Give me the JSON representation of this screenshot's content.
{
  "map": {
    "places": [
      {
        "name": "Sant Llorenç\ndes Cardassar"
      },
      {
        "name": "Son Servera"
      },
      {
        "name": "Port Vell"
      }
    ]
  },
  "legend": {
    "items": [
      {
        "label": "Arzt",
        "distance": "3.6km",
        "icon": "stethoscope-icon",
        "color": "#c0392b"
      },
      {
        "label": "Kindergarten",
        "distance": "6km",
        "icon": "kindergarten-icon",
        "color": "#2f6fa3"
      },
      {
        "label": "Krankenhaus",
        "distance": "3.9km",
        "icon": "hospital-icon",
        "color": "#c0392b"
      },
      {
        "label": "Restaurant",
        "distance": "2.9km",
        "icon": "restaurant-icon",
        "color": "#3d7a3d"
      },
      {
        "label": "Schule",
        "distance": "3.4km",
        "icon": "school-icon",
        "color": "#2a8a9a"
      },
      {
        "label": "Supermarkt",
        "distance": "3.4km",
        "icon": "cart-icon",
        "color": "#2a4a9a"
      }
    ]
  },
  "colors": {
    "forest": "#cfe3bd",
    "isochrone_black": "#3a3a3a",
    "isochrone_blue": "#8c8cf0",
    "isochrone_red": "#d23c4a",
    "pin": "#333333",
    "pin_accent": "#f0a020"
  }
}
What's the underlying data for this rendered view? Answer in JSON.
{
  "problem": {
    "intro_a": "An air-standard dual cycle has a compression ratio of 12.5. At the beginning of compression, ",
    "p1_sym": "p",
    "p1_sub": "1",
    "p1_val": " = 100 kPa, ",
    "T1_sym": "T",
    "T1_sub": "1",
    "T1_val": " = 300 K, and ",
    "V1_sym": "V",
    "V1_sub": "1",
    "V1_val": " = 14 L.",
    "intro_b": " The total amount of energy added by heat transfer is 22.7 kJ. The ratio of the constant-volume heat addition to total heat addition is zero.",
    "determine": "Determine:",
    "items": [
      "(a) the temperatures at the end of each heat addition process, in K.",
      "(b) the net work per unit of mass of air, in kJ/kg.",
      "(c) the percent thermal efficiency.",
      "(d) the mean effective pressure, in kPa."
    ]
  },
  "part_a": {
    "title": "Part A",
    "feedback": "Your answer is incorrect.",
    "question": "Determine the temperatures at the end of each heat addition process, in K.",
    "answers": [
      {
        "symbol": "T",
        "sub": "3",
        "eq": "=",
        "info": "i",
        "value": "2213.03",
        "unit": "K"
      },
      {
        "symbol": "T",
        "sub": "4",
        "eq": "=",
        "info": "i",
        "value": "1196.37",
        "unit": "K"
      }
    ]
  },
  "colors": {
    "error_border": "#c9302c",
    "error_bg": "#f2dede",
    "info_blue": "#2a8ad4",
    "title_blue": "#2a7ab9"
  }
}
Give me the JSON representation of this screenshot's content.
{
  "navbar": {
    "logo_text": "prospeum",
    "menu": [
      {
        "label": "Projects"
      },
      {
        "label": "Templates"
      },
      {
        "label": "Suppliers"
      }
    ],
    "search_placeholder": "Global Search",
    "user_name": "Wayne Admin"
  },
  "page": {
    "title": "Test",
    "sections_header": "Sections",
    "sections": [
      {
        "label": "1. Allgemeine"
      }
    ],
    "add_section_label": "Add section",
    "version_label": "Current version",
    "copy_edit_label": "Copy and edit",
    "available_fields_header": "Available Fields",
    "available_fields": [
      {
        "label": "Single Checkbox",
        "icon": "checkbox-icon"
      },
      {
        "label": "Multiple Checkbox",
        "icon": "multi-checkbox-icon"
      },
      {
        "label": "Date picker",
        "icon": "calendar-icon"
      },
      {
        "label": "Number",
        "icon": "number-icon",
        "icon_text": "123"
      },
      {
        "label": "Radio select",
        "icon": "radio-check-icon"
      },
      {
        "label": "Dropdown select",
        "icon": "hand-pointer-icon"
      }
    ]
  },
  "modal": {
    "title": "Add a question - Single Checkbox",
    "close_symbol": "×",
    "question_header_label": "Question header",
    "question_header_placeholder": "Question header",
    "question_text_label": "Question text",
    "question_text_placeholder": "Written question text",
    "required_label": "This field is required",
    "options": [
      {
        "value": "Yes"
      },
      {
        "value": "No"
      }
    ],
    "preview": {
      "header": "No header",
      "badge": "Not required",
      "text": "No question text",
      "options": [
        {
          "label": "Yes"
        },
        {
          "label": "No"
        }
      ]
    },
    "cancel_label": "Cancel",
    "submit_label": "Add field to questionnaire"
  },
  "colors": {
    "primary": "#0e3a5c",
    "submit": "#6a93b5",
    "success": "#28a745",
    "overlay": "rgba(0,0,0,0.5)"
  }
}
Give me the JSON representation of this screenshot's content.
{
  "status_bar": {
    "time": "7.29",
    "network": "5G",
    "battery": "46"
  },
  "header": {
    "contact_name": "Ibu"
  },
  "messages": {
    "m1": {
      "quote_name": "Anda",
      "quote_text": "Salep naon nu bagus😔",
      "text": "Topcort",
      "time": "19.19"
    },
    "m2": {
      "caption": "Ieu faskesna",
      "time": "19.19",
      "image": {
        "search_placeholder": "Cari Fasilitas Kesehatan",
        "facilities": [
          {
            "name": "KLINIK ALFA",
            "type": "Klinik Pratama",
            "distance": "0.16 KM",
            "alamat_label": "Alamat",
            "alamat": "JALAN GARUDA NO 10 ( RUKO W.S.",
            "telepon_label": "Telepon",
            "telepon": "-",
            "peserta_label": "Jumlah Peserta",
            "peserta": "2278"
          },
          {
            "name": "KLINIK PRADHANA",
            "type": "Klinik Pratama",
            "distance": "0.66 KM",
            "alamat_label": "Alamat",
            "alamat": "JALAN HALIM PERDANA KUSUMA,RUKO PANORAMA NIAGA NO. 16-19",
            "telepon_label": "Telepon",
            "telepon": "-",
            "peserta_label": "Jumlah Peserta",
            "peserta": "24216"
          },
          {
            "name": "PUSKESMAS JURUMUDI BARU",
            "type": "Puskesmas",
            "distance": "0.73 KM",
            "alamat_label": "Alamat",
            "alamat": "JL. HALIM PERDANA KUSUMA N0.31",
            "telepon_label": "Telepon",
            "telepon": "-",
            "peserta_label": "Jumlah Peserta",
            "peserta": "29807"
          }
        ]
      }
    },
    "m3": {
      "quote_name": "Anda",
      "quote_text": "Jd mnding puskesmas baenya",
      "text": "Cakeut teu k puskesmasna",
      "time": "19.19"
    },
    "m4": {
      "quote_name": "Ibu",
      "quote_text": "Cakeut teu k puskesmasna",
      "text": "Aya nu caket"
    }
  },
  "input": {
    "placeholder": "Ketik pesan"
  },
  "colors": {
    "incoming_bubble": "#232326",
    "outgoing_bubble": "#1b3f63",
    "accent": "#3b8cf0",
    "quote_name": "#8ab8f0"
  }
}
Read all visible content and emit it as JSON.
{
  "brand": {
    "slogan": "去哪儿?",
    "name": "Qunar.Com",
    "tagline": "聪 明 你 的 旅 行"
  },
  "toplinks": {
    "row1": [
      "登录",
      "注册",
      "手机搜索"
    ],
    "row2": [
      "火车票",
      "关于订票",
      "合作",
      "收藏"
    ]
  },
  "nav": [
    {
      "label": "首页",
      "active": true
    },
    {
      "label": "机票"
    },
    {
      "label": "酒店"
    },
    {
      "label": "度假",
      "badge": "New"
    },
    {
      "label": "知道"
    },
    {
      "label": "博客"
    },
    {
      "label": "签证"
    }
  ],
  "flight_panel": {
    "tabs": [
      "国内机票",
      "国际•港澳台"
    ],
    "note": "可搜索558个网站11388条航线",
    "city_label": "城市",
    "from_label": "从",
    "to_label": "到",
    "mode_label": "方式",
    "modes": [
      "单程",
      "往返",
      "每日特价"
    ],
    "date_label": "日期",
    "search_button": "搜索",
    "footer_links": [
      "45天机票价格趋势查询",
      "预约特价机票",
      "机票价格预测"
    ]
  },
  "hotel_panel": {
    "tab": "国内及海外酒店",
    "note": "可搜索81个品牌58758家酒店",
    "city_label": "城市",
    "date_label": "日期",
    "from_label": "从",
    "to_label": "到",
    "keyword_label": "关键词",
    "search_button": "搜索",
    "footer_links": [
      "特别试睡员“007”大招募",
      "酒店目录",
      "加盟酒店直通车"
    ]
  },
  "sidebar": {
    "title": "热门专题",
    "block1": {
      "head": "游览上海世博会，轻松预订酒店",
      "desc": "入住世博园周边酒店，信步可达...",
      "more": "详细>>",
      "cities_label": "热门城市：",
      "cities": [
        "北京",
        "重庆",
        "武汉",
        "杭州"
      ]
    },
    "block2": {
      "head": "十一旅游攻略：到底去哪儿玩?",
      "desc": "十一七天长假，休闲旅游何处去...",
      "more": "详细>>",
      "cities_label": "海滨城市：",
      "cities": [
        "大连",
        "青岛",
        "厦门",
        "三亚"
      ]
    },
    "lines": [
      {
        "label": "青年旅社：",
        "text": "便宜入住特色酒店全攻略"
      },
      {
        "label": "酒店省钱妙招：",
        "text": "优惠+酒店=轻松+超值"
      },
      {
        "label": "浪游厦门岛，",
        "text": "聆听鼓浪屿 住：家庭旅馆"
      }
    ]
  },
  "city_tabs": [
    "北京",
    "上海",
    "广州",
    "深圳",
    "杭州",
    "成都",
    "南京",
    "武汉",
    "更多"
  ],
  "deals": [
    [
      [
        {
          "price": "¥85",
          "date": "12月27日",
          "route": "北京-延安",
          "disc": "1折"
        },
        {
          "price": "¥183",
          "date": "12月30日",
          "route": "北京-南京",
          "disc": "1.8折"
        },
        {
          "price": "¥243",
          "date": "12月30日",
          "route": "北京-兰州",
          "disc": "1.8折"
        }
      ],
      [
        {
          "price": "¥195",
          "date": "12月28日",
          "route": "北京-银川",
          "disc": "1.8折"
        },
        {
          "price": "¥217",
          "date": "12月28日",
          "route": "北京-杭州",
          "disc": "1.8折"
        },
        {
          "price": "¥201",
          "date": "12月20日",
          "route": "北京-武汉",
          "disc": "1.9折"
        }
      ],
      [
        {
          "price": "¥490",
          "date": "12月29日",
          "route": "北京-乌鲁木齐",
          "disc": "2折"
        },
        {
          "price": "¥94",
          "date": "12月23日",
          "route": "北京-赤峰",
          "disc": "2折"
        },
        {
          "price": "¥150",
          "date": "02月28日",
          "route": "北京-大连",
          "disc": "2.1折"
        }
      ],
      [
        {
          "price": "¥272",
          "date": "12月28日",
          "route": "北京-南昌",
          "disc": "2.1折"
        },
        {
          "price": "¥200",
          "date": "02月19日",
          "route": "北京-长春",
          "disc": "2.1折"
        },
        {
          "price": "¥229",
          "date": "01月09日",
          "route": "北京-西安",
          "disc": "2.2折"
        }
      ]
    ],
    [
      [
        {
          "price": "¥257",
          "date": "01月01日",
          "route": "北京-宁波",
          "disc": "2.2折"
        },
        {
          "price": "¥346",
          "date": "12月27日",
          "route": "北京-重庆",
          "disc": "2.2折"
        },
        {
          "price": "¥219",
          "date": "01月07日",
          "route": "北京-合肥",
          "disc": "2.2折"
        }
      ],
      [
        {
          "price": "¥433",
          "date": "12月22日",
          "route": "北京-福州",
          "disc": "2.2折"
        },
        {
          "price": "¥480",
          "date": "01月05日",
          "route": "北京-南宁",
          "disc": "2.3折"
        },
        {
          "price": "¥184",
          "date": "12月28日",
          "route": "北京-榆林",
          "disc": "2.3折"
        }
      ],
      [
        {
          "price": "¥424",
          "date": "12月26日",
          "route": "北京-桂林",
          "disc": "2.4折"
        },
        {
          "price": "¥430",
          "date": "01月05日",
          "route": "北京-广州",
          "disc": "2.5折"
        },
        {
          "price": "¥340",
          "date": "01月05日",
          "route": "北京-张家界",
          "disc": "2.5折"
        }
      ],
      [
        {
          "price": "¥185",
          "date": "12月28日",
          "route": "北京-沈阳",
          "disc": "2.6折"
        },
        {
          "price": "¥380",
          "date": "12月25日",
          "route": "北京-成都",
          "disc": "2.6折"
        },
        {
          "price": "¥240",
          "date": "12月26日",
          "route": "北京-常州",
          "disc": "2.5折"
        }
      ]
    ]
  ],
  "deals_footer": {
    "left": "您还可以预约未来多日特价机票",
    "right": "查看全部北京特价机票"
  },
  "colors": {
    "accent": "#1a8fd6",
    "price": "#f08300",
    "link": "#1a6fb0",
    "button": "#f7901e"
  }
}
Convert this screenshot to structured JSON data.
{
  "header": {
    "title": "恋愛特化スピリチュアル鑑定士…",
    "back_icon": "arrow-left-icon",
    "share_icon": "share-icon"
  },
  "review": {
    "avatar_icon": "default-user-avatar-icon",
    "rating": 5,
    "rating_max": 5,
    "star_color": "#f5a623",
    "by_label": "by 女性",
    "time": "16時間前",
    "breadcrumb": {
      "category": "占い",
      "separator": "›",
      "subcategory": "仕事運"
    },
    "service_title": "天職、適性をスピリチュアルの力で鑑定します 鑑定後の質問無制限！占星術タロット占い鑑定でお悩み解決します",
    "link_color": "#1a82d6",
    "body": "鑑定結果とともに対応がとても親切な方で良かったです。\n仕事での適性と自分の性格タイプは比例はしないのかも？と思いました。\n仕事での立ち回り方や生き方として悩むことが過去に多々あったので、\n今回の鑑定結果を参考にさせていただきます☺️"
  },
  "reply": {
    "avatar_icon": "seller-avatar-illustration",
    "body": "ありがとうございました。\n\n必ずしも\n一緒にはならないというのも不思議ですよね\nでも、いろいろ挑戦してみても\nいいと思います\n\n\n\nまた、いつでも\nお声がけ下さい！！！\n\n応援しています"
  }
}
══════
Request:
Tally the lines of the preceding listing in which the word "JALAN" appears; state nothing but the total.

Task output:
2